* **Exercise brief**:
Give the total number of lines with the word "mihi" in them, and no other words.

[Records from a data collection]
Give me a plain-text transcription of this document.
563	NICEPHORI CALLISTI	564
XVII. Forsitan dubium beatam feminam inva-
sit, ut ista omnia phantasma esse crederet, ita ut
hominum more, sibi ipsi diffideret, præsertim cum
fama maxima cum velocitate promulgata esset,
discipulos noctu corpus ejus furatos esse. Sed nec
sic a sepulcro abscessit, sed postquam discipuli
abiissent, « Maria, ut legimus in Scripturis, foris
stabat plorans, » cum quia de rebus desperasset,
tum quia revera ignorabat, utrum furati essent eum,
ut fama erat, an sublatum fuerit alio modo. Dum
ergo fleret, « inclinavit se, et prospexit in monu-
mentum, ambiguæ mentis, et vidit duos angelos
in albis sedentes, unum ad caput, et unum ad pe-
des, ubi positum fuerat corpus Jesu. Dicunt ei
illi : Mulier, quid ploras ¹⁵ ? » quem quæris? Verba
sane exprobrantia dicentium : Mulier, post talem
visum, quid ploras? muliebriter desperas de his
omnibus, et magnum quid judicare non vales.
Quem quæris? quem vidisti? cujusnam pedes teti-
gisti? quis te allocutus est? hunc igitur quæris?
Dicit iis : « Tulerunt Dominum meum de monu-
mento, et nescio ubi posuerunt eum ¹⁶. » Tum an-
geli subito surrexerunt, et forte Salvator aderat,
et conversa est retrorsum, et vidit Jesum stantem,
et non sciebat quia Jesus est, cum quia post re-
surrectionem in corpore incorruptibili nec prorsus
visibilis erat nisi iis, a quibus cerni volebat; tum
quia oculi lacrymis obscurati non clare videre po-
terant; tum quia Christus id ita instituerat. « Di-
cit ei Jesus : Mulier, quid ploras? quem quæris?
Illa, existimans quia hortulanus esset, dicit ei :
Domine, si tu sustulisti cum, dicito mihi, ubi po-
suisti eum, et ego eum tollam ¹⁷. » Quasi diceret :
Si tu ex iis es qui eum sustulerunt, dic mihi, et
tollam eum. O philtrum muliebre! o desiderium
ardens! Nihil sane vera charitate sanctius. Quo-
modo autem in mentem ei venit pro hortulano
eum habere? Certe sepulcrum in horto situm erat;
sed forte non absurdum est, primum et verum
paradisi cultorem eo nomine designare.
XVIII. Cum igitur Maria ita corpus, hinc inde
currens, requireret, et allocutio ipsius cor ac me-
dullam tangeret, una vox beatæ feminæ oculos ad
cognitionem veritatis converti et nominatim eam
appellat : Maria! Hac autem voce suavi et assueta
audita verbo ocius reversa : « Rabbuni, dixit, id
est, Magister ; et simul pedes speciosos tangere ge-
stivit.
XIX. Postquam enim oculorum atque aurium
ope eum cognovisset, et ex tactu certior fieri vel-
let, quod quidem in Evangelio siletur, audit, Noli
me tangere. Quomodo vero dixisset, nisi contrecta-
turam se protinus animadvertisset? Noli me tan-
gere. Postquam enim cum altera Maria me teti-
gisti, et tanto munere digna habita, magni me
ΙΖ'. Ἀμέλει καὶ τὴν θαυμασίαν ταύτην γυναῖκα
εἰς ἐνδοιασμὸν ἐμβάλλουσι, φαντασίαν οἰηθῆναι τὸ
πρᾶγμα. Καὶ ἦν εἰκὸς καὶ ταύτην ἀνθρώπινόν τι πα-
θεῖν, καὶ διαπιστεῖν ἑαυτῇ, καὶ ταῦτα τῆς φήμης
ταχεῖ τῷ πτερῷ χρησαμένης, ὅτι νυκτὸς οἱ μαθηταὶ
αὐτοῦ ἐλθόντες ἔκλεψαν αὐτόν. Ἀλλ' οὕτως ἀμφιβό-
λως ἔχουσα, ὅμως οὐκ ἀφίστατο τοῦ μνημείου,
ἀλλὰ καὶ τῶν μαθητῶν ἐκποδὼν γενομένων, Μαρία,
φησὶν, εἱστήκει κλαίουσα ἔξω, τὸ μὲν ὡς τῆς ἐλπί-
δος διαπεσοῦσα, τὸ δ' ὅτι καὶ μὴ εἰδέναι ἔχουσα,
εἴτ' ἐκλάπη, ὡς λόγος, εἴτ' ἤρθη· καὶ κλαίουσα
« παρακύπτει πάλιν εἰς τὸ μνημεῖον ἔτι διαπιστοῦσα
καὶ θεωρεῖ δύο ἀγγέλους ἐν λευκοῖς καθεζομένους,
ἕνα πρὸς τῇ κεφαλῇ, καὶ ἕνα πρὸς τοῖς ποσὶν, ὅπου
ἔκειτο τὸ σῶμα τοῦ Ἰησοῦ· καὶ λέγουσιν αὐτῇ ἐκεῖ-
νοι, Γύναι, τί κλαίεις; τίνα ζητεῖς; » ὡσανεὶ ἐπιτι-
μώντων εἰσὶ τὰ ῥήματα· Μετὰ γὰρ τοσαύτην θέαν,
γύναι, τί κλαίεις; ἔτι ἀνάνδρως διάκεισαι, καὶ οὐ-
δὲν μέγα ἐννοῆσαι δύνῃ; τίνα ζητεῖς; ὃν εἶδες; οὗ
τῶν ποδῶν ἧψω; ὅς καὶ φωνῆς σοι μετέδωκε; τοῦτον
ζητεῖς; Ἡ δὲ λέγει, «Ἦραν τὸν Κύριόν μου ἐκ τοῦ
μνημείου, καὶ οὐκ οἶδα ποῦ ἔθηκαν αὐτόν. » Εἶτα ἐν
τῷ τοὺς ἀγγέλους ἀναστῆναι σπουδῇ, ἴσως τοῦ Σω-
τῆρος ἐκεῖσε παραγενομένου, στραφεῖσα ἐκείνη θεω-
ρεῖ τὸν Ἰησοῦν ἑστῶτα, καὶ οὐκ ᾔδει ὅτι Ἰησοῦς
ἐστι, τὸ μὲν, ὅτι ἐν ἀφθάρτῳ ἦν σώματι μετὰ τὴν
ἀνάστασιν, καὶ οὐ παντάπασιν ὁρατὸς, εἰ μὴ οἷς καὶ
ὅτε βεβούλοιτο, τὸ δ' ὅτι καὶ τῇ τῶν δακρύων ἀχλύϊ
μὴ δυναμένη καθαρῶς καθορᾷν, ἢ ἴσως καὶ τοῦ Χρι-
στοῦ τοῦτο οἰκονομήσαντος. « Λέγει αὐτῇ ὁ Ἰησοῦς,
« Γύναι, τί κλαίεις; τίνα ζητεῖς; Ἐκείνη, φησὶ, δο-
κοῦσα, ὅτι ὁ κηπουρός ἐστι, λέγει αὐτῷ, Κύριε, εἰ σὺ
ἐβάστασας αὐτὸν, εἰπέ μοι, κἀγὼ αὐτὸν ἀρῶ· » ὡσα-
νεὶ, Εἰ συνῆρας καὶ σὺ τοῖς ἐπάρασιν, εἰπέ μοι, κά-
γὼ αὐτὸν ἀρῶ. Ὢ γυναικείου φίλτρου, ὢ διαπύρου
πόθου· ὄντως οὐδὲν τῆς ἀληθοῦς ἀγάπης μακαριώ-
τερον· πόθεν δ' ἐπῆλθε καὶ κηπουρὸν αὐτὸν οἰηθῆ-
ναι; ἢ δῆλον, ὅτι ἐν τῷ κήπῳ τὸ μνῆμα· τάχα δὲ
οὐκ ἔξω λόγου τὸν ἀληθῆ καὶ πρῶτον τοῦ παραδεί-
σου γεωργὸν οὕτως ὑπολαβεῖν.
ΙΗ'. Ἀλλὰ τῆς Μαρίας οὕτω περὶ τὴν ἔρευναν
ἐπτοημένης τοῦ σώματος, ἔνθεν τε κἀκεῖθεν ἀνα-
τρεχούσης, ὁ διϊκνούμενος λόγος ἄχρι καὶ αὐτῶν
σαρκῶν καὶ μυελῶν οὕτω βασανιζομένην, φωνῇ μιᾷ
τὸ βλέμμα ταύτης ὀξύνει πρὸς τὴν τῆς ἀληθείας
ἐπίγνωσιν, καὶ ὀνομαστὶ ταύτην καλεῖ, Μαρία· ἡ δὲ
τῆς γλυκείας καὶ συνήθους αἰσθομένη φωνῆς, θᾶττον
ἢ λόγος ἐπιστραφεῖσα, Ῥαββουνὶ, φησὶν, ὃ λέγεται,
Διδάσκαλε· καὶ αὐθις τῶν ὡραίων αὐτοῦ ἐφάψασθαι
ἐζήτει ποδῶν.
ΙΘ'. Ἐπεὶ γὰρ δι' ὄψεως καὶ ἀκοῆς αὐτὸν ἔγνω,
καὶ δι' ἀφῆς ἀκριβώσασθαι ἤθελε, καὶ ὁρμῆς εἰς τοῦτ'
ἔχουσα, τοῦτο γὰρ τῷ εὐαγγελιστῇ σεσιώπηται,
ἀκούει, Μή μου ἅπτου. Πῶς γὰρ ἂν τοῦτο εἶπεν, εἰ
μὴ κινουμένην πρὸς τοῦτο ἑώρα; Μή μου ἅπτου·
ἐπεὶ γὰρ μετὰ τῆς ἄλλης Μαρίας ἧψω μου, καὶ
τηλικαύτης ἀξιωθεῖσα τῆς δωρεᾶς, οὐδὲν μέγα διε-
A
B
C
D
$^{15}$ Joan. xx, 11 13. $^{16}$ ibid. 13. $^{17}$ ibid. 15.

* **Reply**:
2